* BEGIN Data to process *

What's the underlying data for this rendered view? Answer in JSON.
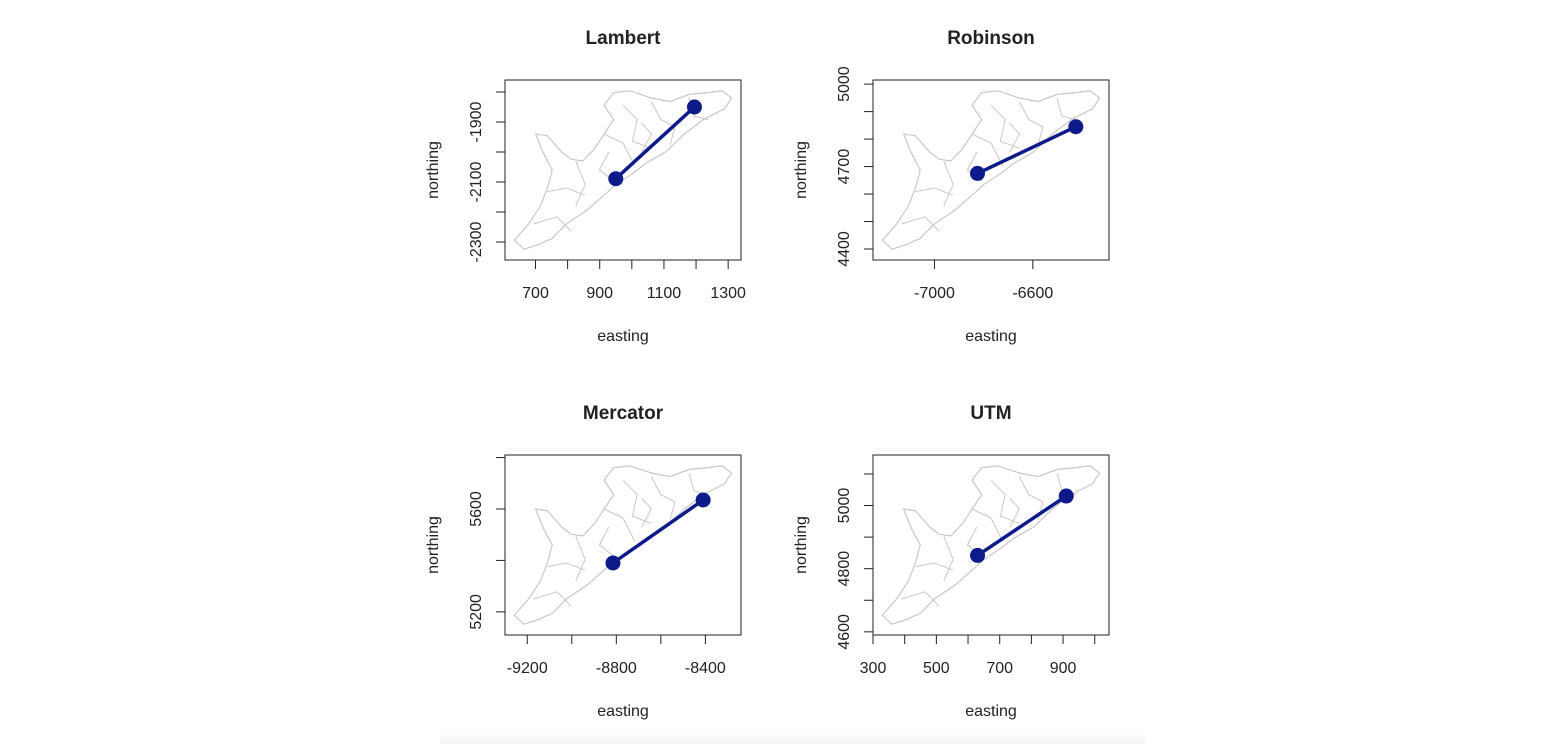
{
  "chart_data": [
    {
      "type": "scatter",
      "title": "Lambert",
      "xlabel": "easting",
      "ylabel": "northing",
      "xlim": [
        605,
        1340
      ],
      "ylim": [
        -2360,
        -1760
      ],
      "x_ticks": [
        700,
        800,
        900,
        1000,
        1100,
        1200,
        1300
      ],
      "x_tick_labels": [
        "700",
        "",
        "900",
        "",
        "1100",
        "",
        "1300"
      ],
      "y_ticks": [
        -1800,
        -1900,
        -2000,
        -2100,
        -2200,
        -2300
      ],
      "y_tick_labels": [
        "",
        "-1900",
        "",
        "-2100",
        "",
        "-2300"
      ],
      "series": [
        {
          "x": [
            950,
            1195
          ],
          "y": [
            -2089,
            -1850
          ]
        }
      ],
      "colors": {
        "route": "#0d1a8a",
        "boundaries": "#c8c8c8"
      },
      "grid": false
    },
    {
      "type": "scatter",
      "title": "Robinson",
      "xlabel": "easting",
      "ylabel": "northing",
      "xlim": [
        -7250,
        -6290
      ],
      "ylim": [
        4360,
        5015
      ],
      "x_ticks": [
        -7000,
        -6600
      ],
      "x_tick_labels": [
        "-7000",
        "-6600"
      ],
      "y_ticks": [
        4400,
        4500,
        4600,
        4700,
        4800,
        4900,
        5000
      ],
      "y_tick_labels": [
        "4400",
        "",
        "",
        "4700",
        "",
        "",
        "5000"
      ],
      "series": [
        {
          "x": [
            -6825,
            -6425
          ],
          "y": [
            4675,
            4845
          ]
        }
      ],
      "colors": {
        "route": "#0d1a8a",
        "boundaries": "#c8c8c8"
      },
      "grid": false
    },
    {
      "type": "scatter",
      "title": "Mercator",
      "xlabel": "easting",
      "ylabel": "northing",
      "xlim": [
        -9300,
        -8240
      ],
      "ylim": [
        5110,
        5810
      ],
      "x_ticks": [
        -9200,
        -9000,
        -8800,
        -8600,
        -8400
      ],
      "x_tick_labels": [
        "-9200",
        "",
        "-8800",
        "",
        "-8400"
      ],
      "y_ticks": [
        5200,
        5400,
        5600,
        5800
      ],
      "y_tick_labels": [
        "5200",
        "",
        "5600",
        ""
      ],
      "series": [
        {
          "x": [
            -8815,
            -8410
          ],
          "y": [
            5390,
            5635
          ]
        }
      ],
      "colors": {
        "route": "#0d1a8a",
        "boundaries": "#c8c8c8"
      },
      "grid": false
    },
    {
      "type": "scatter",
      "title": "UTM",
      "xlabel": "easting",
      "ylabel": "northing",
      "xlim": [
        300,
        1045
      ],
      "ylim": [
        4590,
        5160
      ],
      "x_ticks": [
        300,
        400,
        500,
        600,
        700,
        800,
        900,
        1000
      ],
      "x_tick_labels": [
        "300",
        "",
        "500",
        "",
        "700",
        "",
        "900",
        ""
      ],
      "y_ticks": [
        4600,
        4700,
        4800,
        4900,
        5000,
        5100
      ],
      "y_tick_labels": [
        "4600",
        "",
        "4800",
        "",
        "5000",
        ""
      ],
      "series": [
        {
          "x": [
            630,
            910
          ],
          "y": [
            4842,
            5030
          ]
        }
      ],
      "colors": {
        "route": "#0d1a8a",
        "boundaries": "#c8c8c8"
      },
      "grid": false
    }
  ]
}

* END Data to process *

§ Stated exercise
Please write out all the data again word for word, but not the pictures.

§ Written response
What's the underlying data for this rendered view? Answer in JSON.
{
  "chart_data": [
    {
      "type": "scatter",
      "title": "Lambert",
      "xlabel": "easting",
      "ylabel": "northing",
      "xlim": [
        605,
        1340
      ],
      "ylim": [
        -2360,
        -1760
      ],
      "x_ticks": [
        700,
        800,
        900,
        1000,
        1100,
        1200,
        1300
      ],
      "x_tick_labels": [
        "700",
        "",
        "900",
        "",
        "1100",
        "",
        "1300"
      ],
      "y_ticks": [
        -1800,
        -1900,
        -2000,
        -2100,
        -2200,
        -2300
      ],
      "y_tick_labels": [
        "",
        "-1900",
        "",
        "-2100",
        "",
        "-2300"
      ],
      "series": [
        {
          "x": [
            950,
            1195
          ],
          "y": [
            -2089,
            -1850
          ]
        }
      ],
      "colors": {
        "route": "#0d1a8a",
        "boundaries": "#c8c8c8"
      },
      "grid": false
    },
    {
      "type": "scatter",
      "title": "Robinson",
      "xlabel": "easting",
      "ylabel": "northing",
      "xlim": [
        -7250,
        -6290
      ],
      "ylim": [
        4360,
        5015
      ],
      "x_ticks": [
        -7000,
        -6600
      ],
      "x_tick_labels": [
        "-7000",
        "-6600"
      ],
      "y_ticks": [
        4400,
        4500,
        4600,
        4700,
        4800,
        4900,
        5000
      ],
      "y_tick_labels": [
        "4400",
        "",
        "",
        "4700",
        "",
        "",
        "5000"
      ],
      "series": [
        {
          "x": [
            -6825,
            -6425
          ],
          "y": [
            4675,
            4845
          ]
        }
      ],
      "colors": {
        "route": "#0d1a8a",
        "boundaries": "#c8c8c8"
      },
      "grid": false
    },
    {
      "type": "scatter",
      "title": "Mercator",
      "xlabel": "easting",
      "ylabel": "northing",
      "xlim": [
        -9300,
        -8240
      ],
      "ylim": [
        5110,
        5810
      ],
      "x_ticks": [
        -9200,
        -9000,
        -8800,
        -8600,
        -8400
      ],
      "x_tick_labels": [
        "-9200",
        "",
        "-8800",
        "",
        "-8400"
      ],
      "y_ticks": [
        5200,
        5400,
        5600,
        5800
      ],
      "y_tick_labels": [
        "5200",
        "",
        "5600",
        ""
      ],
      "series": [
        {
          "x": [
            -8815,
            -8410
          ],
          "y": [
            5390,
            5635
          ]
        }
      ],
      "colors": {
        "route": "#0d1a8a",
        "boundaries": "#c8c8c8"
      },
      "grid": false
    },
    {
      "type": "scatter",
      "title": "UTM",
      "xlabel": "easting",
      "ylabel": "northing",
      "xlim": [
        300,
        1045
      ],
      "ylim": [
        4590,
        5160
      ],
      "x_ticks": [
        300,
        400,
        500,
        600,
        700,
        800,
        900,
        1000
      ],
      "x_tick_labels": [
        "300",
        "",
        "500",
        "",
        "700",
        "",
        "900",
        ""
      ],
      "y_ticks": [
        4600,
        4700,
        4800,
        4900,
        5000,
        5100
      ],
      "y_tick_labels": [
        "4600",
        "",
        "4800",
        "",
        "5000",
        ""
      ],
      "series": [
        {
          "x": [
            630,
            910
          ],
          "y": [
            4842,
            5030
          ]
        }
      ],
      "colors": {
        "route": "#0d1a8a",
        "boundaries": "#c8c8c8"
      },
      "grid": false
    }
  ]
}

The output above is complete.